== MATERIAL TO PROCESS ==

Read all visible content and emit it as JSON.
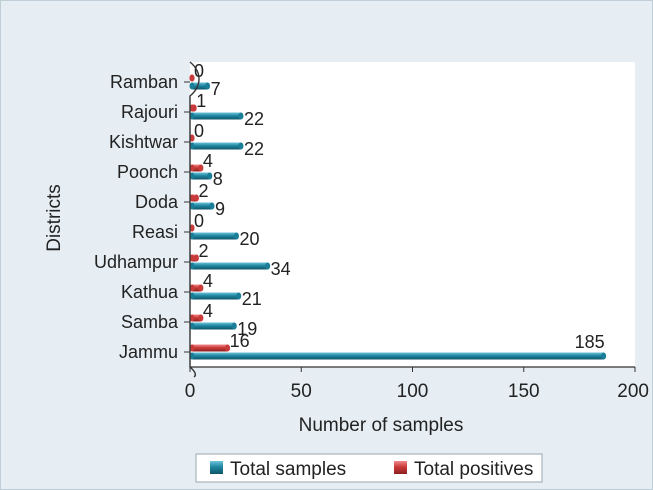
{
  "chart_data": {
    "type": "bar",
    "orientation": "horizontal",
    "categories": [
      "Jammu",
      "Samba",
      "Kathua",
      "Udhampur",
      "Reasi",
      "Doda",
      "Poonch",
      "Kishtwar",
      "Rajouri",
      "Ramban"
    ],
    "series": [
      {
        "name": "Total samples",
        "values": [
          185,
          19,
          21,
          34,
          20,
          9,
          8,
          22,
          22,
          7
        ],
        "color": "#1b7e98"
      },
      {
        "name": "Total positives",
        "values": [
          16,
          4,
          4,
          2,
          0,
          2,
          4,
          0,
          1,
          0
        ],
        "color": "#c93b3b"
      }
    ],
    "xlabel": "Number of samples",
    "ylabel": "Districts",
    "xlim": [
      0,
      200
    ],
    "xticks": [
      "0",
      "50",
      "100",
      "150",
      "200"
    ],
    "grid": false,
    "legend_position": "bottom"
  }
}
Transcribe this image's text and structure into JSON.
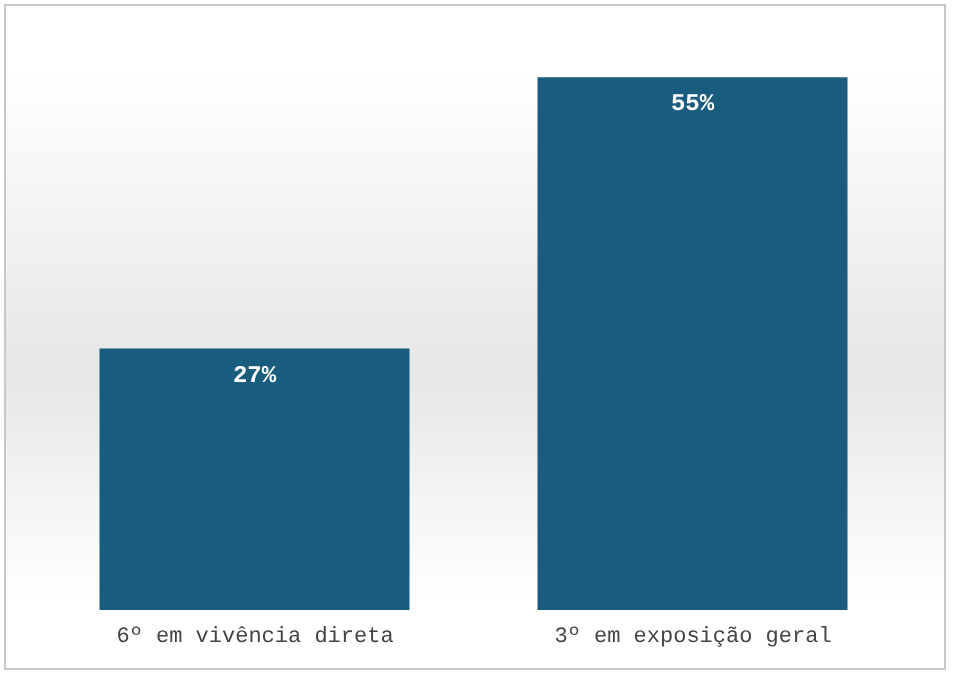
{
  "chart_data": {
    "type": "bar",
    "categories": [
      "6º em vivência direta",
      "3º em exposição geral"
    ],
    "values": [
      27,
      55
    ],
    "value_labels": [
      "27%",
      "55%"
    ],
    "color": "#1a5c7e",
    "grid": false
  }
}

===

§ AIM: Output each line of the listing above, word for word, from the one holding "Transcribe this image's" through the last line, both included; omit the pictures.

§ SOLUTION TO THIS TASK:
Transcribe this image's text and structure into JSON.
{
  "chart_data": {
    "type": "bar",
    "categories": [
      "6º em vivência direta",
      "3º em exposição geral"
    ],
    "values": [
      27,
      55
    ],
    "value_labels": [
      "27%",
      "55%"
    ],
    "color": "#1a5c7e",
    "grid": false
  }
}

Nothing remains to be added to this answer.